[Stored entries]
........

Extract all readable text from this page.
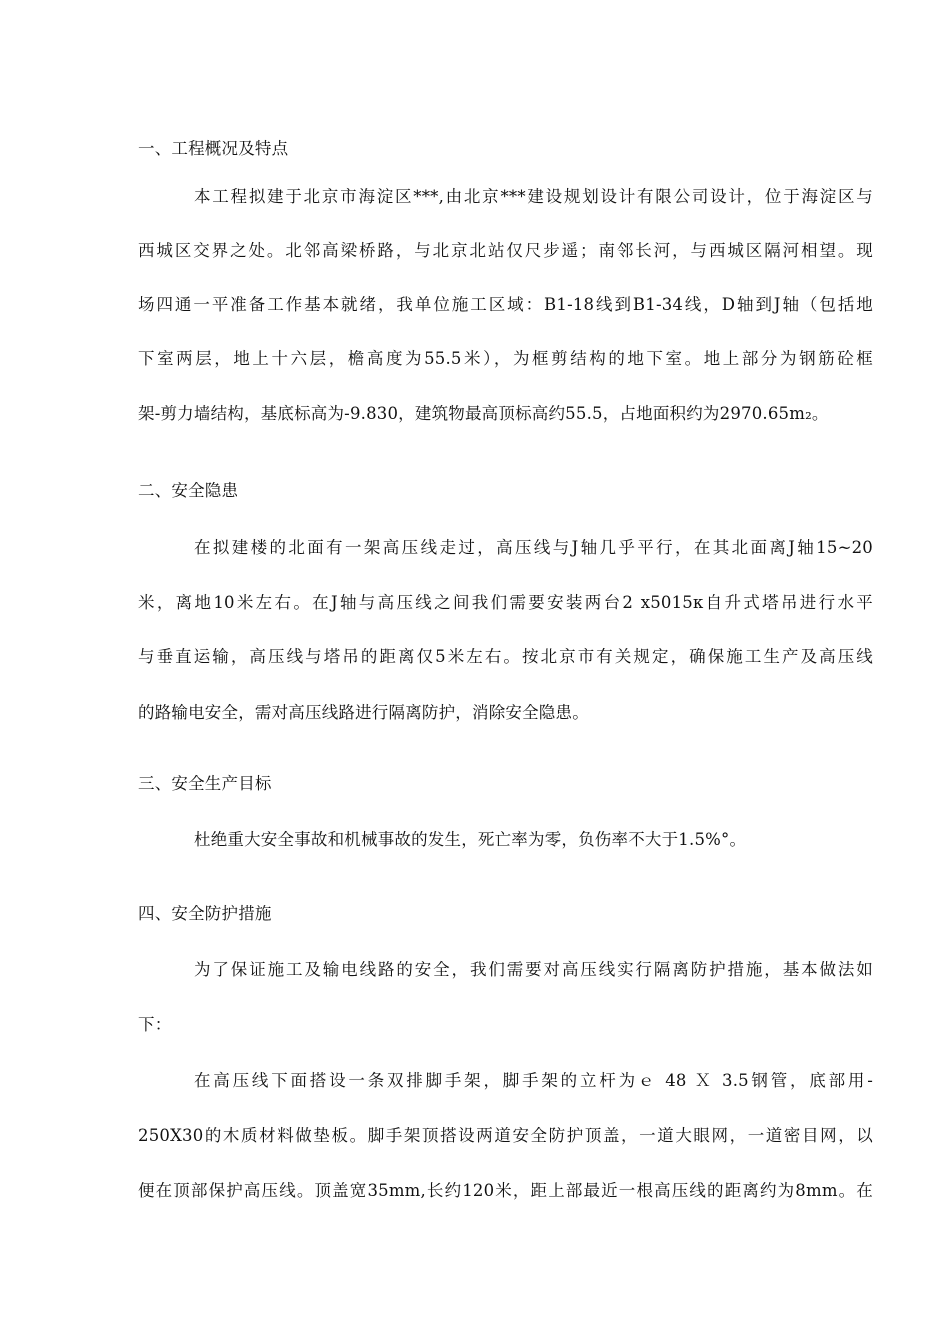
一、工程概况及特点
本工程拟建于北京市海淀区***,由北京***建设规划设计有限公司设计，位于海淀区与
西城区交界之处。北邻高梁桥路，与北京北站仅尺步遥；南邻长河，与西城区隔河相望。现
场四通一平准备工作基本就绪，我单位施工区域：B1-18线到B1-34线，D轴到J轴（包括地
下室两层，地上十六层，檐高度为55.5米），为框剪结构的地下室。地上部分为钢筋砼框
架-剪力墙结构，基底标高为-9.830，建筑物最高顶标高约55.5，占地面积约为2970.65m₂。
二、安全隐患
在拟建楼的北面有一架高压线走过，高压线与J轴几乎平行，在其北面离J轴15~20
米，离地10米左右。在J轴与高压线之间我们需要安装两台2 x5015κ自升式塔吊进行水平
与垂直运输，高压线与塔吊的距离仅5米左右。按北京市有关规定，确保施工生产及高压线
的路输电安全，需对高压线路进行隔离防护，消除安全隐患。
三、安全生产目标
杜绝重大安全事故和机械事故的发生，死亡率为零，负伤率不大于1.5%°。
四、安全防护措施
为了保证施工及输电线路的安全，我们需要对高压线实行隔离防护措施，基本做法如
下：
在高压线下面搭设一条双排脚手架，脚手架的立杆为ｅ 48 Ｘ 3.5钢管，底部用-
250X30的木质材料做垫板。脚手架顶搭设两道安全防护顶盖，一道大眼网，一道密目网，以
便在顶部保护高压线。顶盖宽35mm,长约120米，距上部最近一根高压线的距离约为8mm。在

........

Output every entry exactly as given; pictures are not part of the copy.

### [Problem solution]
Extract all readable text from this page.
一、工程概况及特点
本工程拟建于北京市海淀区***,由北京***建设规划设计有限公司设计，位于海淀区与
西城区交界之处。北邻高梁桥路，与北京北站仅尺步遥；南邻长河，与西城区隔河相望。现
场四通一平准备工作基本就绪，我单位施工区域：B1-18线到B1-34线，D轴到J轴（包括地
下室两层，地上十六层，檐高度为55.5米），为框剪结构的地下室。地上部分为钢筋砼框
架-剪力墙结构，基底标高为-9.830，建筑物最高顶标高约55.5，占地面积约为2970.65m₂。
二、安全隐患
在拟建楼的北面有一架高压线走过，高压线与J轴几乎平行，在其北面离J轴15~20
米，离地10米左右。在J轴与高压线之间我们需要安装两台2 x5015κ自升式塔吊进行水平
与垂直运输，高压线与塔吊的距离仅5米左右。按北京市有关规定，确保施工生产及高压线
的路输电安全，需对高压线路进行隔离防护，消除安全隐患。
三、安全生产目标
杜绝重大安全事故和机械事故的发生，死亡率为零，负伤率不大于1.5%°。
四、安全防护措施
为了保证施工及输电线路的安全，我们需要对高压线实行隔离防护措施，基本做法如
下：
在高压线下面搭设一条双排脚手架，脚手架的立杆为ｅ 48 Ｘ 3.5钢管，底部用-
250X30的木质材料做垫板。脚手架顶搭设两道安全防护顶盖，一道大眼网，一道密目网，以
便在顶部保护高压线。顶盖宽35mm,长约120米，距上部最近一根高压线的距离约为8mm。在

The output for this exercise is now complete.